▶ _AIM OF THE TASK_
Exactly reproduce each entry, leaving out nothing.
— start EXERCISE INPUT —
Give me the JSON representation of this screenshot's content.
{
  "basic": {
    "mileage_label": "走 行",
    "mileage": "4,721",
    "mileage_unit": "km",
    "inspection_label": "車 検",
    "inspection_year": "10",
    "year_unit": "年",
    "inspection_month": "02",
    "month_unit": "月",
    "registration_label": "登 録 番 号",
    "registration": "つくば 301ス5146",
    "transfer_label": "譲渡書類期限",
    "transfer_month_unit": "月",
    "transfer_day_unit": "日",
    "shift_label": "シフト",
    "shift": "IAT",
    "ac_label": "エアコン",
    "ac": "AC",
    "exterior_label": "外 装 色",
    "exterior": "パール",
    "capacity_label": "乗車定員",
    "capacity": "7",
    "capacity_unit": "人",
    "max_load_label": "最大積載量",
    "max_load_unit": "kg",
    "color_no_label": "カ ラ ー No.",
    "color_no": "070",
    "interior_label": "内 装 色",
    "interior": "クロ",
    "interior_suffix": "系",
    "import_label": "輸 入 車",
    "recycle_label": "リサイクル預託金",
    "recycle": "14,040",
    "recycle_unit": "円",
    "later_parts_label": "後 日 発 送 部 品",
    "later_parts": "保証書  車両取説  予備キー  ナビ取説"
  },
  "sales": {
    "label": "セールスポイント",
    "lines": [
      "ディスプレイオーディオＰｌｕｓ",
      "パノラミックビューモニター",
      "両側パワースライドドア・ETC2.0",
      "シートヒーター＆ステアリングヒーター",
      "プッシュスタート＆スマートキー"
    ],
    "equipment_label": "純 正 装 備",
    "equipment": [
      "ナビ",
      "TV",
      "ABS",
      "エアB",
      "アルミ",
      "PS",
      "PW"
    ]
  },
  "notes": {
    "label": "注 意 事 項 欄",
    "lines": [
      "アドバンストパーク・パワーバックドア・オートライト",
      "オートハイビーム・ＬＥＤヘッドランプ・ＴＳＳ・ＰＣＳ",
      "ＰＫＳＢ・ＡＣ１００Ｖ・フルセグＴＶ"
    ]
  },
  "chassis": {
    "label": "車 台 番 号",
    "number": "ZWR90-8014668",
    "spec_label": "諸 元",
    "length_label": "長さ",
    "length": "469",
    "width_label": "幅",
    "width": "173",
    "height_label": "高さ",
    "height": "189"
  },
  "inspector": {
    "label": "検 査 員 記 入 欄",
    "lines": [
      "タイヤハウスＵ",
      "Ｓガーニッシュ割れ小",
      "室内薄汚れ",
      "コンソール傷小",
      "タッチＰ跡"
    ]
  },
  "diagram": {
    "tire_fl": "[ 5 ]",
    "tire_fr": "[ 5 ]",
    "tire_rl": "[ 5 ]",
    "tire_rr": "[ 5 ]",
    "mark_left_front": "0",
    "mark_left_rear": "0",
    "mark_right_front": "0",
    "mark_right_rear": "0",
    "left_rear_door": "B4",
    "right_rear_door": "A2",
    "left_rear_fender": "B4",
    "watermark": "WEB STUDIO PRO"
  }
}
— end EXERCISE INPUT —
▶ _COMPLETE RESPONSE_
Give me the JSON representation of this screenshot's content.
{
  "basic": {
    "mileage_label": "走 行",
    "mileage": "4,721",
    "mileage_unit": "km",
    "inspection_label": "車 検",
    "inspection_year": "10",
    "year_unit": "年",
    "inspection_month": "02",
    "month_unit": "月",
    "registration_label": "登 録 番 号",
    "registration": "つくば 301ス5146",
    "transfer_label": "譲渡書類期限",
    "transfer_month_unit": "月",
    "transfer_day_unit": "日",
    "shift_label": "シフト",
    "shift": "IAT",
    "ac_label": "エアコン",
    "ac": "AC",
    "exterior_label": "外 装 色",
    "exterior": "パール",
    "capacity_label": "乗車定員",
    "capacity": "7",
    "capacity_unit": "人",
    "max_load_label": "最大積載量",
    "max_load_unit": "kg",
    "color_no_label": "カ ラ ー No.",
    "color_no": "070",
    "interior_label": "内 装 色",
    "interior": "クロ",
    "interior_suffix": "系",
    "import_label": "輸 入 車",
    "recycle_label": "リサイクル預託金",
    "recycle": "14,040",
    "recycle_unit": "円",
    "later_parts_label": "後 日 発 送 部 品",
    "later_parts": "保証書  車両取説  予備キー  ナビ取説"
  },
  "sales": {
    "label": "セールスポイント",
    "lines": [
      "ディスプレイオーディオＰｌｕｓ",
      "パノラミックビューモニター",
      "両側パワースライドドア・ETC2.0",
      "シートヒーター＆ステアリングヒーター",
      "プッシュスタート＆スマートキー"
    ],
    "equipment_label": "純 正 装 備",
    "equipment": [
      "ナビ",
      "TV",
      "ABS",
      "エアB",
      "アルミ",
      "PS",
      "PW"
    ]
  },
  "notes": {
    "label": "注 意 事 項 欄",
    "lines": [
      "アドバンストパーク・パワーバックドア・オートライト",
      "オートハイビーム・ＬＥＤヘッドランプ・ＴＳＳ・ＰＣＳ",
      "ＰＫＳＢ・ＡＣ１００Ｖ・フルセグＴＶ"
    ]
  },
  "chassis": {
    "label": "車 台 番 号",
    "number": "ZWR90-8014668",
    "spec_label": "諸 元",
    "length_label": "長さ",
    "length": "469",
    "width_label": "幅",
    "width": "173",
    "height_label": "高さ",
    "height": "189"
  },
  "inspector": {
    "label": "検 査 員 記 入 欄",
    "lines": [
      "タイヤハウスＵ",
      "Ｓガーニッシュ割れ小",
      "室内薄汚れ",
      "コンソール傷小",
      "タッチＰ跡"
    ]
  },
  "diagram": {
    "tire_fl": "[ 5 ]",
    "tire_fr": "[ 5 ]",
    "tire_rl": "[ 5 ]",
    "tire_rr": "[ 5 ]",
    "mark_left_front": "0",
    "mark_left_rear": "0",
    "mark_right_front": "0",
    "mark_right_rear": "0",
    "left_rear_door": "B4",
    "right_rear_door": "A2",
    "left_rear_fender": "B4",
    "watermark": "WEB STUDIO PRO"
  }
}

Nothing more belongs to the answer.